===== Supplied material =====

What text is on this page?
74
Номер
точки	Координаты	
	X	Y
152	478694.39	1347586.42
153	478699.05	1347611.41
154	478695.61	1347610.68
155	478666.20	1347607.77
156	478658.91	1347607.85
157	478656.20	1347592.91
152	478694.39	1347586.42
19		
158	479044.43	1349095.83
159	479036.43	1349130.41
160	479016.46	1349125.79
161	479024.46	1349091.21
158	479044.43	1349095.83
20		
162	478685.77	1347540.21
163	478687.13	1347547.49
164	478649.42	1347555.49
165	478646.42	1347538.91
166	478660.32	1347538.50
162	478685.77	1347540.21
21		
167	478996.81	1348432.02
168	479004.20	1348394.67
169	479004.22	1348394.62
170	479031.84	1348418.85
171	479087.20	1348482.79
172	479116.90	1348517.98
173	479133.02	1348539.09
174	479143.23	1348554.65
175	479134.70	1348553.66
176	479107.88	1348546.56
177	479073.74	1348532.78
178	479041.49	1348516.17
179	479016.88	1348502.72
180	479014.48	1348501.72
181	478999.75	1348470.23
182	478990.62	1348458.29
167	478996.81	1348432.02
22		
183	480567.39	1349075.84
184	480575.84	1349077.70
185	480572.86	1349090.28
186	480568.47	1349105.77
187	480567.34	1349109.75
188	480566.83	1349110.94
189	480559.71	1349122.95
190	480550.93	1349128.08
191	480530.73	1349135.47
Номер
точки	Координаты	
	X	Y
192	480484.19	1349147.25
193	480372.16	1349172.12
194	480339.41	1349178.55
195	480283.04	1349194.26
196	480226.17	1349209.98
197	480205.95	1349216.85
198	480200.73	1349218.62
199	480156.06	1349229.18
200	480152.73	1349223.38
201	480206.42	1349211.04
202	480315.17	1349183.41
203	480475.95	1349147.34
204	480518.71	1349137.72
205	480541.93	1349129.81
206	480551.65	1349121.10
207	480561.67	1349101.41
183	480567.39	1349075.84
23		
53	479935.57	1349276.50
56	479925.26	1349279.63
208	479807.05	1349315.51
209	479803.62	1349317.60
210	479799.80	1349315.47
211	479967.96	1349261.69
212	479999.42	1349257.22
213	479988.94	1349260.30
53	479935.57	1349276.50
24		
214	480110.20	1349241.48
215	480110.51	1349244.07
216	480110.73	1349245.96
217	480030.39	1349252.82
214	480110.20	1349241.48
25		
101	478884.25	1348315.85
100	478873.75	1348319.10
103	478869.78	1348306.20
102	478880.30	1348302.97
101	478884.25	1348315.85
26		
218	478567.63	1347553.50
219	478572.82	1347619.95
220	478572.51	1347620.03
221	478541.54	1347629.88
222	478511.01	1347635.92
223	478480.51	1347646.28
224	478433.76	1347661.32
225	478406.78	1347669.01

=====

Task to carry out -> Copy the entries above exactly, leaving none out.

Response to this exercise ->
What text is on this page?
74
Номер
точки	Координаты	
	X	Y
152	478694.39	1347586.42
153	478699.05	1347611.41
154	478695.61	1347610.68
155	478666.20	1347607.77
156	478658.91	1347607.85
157	478656.20	1347592.91
152	478694.39	1347586.42
19		
158	479044.43	1349095.83
159	479036.43	1349130.41
160	479016.46	1349125.79
161	479024.46	1349091.21
158	479044.43	1349095.83
20		
162	478685.77	1347540.21
163	478687.13	1347547.49
164	478649.42	1347555.49
165	478646.42	1347538.91
166	478660.32	1347538.50
162	478685.77	1347540.21
21		
167	478996.81	1348432.02
168	479004.20	1348394.67
169	479004.22	1348394.62
170	479031.84	1348418.85
171	479087.20	1348482.79
172	479116.90	1348517.98
173	479133.02	1348539.09
174	479143.23	1348554.65
175	479134.70	1348553.66
176	479107.88	1348546.56
177	479073.74	1348532.78
178	479041.49	1348516.17
179	479016.88	1348502.72
180	479014.48	1348501.72
181	478999.75	1348470.23
182	478990.62	1348458.29
167	478996.81	1348432.02
22		
183	480567.39	1349075.84
184	480575.84	1349077.70
185	480572.86	1349090.28
186	480568.47	1349105.77
187	480567.34	1349109.75
188	480566.83	1349110.94
189	480559.71	1349122.95
190	480550.93	1349128.08
191	480530.73	1349135.47
Номер
точки	Координаты	
	X	Y
192	480484.19	1349147.25
193	480372.16	1349172.12
194	480339.41	1349178.55
195	480283.04	1349194.26
196	480226.17	1349209.98
197	480205.95	1349216.85
198	480200.73	1349218.62
199	480156.06	1349229.18
200	480152.73	1349223.38
201	480206.42	1349211.04
202	480315.17	1349183.41
203	480475.95	1349147.34
204	480518.71	1349137.72
205	480541.93	1349129.81
206	480551.65	1349121.10
207	480561.67	1349101.41
183	480567.39	1349075.84
23		
53	479935.57	1349276.50
56	479925.26	1349279.63
208	479807.05	1349315.51
209	479803.62	1349317.60
210	479799.80	1349315.47
211	479967.96	1349261.69
212	479999.42	1349257.22
213	479988.94	1349260.30
53	479935.57	1349276.50
24		
214	480110.20	1349241.48
215	480110.51	1349244.07
216	480110.73	1349245.96
217	480030.39	1349252.82
214	480110.20	1349241.48
25		
101	478884.25	1348315.85
100	478873.75	1348319.10
103	478869.78	1348306.20
102	478880.30	1348302.97
101	478884.25	1348315.85
26		
218	478567.63	1347553.50
219	478572.82	1347619.95
220	478572.51	1347620.03
221	478541.54	1347629.88
222	478511.01	1347635.92
223	478480.51	1347646.28
224	478433.76	1347661.32
225	478406.78	1347669.01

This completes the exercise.